Record list:

** begin **

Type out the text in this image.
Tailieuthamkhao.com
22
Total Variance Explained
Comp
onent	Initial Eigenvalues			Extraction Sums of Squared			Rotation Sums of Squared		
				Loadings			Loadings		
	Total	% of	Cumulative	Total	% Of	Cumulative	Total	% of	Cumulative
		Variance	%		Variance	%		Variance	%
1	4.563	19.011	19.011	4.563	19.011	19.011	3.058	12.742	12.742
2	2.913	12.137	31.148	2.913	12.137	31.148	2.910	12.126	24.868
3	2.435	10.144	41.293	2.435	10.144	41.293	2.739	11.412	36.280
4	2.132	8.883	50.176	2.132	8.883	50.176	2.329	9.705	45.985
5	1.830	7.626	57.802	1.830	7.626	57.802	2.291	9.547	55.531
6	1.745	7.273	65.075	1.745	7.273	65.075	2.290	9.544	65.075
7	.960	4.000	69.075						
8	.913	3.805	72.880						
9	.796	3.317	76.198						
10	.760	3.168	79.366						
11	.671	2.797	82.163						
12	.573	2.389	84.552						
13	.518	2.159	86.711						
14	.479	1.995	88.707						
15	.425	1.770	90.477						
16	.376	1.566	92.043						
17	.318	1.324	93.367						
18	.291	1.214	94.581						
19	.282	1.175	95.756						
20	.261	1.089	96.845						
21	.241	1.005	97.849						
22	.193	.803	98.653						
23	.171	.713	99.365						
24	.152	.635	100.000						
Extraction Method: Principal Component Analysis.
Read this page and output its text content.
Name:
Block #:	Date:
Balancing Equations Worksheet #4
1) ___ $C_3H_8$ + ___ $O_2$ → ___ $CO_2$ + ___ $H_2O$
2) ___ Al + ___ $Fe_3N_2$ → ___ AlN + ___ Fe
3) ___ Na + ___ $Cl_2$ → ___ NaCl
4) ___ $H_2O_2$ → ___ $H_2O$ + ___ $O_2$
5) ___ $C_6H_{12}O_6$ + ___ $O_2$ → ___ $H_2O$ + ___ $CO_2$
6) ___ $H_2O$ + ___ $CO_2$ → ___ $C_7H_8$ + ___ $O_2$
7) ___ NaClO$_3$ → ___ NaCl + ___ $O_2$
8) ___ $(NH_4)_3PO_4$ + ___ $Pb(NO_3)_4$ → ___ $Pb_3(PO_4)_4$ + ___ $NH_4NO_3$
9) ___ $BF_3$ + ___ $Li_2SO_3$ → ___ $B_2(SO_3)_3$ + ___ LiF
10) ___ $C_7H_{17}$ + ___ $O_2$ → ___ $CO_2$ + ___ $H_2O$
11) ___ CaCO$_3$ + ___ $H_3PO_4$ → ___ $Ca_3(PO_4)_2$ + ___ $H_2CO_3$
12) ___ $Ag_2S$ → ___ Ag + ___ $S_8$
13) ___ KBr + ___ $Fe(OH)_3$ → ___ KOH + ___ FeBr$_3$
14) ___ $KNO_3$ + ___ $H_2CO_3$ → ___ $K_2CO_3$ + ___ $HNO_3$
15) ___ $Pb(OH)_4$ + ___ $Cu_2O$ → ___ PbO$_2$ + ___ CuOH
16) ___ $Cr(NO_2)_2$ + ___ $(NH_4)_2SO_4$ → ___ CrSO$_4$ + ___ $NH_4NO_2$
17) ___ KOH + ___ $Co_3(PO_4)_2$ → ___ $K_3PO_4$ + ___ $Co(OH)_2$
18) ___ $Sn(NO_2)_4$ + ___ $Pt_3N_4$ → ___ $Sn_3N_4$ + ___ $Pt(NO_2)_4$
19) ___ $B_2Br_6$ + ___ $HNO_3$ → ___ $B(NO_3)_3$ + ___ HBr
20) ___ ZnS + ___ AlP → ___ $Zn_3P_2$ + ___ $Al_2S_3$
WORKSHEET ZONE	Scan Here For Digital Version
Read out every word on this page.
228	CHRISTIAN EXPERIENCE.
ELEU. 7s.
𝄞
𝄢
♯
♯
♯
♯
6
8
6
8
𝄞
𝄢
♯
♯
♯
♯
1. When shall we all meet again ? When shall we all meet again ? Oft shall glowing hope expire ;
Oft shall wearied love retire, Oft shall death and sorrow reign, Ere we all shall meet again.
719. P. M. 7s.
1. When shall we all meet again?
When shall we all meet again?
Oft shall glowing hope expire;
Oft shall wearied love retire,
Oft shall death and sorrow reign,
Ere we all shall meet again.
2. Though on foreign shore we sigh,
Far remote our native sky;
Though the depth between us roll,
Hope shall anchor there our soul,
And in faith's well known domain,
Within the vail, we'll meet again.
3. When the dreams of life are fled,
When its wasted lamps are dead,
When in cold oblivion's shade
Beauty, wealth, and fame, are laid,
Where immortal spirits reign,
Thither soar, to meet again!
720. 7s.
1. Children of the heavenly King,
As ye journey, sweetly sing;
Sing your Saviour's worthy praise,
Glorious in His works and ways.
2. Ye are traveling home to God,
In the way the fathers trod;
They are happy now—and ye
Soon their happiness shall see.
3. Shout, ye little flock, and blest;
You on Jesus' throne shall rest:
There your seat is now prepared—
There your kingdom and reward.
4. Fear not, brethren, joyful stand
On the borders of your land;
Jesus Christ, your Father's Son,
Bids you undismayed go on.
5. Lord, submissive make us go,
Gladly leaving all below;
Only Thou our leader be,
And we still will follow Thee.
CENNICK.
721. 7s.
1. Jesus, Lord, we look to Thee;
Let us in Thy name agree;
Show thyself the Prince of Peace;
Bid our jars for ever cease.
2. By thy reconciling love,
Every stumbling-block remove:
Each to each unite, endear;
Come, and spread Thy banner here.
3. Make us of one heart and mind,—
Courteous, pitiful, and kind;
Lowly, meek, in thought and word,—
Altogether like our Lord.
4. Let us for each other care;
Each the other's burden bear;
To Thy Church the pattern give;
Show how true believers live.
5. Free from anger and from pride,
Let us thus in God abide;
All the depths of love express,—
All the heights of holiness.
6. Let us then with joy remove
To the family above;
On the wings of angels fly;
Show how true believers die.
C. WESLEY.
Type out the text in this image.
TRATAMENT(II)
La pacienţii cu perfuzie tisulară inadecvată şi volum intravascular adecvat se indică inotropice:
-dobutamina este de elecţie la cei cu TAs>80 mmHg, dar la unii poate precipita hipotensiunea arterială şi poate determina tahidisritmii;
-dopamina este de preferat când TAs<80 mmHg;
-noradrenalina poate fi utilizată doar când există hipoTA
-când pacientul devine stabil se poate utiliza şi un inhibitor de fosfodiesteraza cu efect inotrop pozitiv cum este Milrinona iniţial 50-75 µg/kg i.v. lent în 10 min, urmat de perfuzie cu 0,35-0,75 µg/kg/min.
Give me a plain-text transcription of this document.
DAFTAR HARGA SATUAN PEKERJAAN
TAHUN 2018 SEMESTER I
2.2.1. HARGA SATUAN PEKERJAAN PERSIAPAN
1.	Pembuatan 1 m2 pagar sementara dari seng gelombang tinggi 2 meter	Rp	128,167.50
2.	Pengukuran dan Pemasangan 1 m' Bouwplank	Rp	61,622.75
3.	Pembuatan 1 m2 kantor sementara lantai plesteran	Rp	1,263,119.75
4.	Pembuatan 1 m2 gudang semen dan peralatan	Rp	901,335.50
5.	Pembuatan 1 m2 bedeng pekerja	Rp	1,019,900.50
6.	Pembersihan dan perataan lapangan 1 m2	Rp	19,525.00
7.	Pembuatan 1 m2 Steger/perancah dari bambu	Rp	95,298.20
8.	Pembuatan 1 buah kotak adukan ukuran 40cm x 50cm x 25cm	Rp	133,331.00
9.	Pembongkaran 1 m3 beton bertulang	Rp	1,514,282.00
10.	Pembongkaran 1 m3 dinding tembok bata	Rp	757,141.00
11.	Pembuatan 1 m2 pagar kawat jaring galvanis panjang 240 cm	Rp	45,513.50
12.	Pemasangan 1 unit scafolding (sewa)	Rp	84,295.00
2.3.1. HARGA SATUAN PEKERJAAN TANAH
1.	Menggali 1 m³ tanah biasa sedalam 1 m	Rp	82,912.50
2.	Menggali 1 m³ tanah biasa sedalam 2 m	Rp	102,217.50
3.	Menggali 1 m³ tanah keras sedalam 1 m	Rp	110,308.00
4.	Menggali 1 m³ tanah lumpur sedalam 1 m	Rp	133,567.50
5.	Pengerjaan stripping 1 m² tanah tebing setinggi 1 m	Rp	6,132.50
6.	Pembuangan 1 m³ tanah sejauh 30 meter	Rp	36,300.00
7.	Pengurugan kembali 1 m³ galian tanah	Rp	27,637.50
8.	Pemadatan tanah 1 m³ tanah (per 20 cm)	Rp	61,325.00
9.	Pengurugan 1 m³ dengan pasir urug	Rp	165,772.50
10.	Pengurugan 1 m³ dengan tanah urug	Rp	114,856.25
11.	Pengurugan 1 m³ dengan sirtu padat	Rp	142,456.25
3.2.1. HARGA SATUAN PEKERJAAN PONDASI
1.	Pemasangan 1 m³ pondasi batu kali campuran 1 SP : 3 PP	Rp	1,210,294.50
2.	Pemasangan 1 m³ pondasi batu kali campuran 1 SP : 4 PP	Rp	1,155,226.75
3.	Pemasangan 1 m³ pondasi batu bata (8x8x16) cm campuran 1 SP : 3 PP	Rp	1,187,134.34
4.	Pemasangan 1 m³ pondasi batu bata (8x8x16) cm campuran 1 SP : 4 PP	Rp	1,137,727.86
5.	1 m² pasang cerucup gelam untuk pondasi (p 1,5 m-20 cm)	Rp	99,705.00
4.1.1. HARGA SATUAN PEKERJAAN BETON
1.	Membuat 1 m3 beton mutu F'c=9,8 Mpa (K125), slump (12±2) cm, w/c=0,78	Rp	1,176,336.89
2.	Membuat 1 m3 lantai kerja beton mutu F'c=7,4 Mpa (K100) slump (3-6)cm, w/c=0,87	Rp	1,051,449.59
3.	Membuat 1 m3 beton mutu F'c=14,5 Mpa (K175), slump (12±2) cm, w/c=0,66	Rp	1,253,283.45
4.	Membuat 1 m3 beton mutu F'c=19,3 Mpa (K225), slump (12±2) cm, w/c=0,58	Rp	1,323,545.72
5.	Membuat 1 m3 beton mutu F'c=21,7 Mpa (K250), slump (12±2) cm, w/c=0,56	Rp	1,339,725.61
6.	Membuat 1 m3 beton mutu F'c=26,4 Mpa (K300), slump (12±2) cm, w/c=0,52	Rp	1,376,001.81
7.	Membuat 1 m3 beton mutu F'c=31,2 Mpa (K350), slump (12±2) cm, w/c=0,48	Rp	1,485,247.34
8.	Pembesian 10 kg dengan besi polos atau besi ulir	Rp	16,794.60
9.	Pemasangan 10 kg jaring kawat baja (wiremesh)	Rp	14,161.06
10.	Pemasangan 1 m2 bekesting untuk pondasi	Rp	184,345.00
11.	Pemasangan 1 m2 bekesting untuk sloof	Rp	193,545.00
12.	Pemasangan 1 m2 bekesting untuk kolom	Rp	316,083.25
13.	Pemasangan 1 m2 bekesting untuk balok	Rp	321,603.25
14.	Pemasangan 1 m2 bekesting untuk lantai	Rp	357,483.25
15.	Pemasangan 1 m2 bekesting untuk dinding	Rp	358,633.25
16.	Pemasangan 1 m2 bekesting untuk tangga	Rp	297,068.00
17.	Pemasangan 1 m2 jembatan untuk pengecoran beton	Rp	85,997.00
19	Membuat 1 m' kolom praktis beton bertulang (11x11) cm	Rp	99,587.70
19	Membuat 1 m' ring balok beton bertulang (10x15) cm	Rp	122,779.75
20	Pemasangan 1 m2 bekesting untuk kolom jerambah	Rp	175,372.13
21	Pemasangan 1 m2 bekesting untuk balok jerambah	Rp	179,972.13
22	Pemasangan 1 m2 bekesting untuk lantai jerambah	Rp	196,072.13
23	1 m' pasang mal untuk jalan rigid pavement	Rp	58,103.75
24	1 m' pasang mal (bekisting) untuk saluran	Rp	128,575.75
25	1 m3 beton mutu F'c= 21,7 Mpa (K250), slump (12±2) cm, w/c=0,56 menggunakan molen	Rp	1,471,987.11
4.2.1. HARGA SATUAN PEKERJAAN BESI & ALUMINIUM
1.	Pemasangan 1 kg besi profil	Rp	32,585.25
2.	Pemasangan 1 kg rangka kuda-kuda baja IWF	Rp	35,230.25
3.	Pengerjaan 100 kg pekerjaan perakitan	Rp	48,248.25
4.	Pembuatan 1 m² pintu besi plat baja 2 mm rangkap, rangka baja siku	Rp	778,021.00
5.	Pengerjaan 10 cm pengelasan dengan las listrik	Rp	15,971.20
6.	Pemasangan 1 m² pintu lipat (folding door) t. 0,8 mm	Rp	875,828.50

** end **

Copy every line of the data that holds the string "mmHg".

Answer to this problem:
-dobutamina este de elecţie la cei cu TAs>80 mmHg, dar la unii poate precipita hipotensiunea arterială şi poate determina tahidisritmii;
-dopamina este de preferat când TAs<80 mmHg;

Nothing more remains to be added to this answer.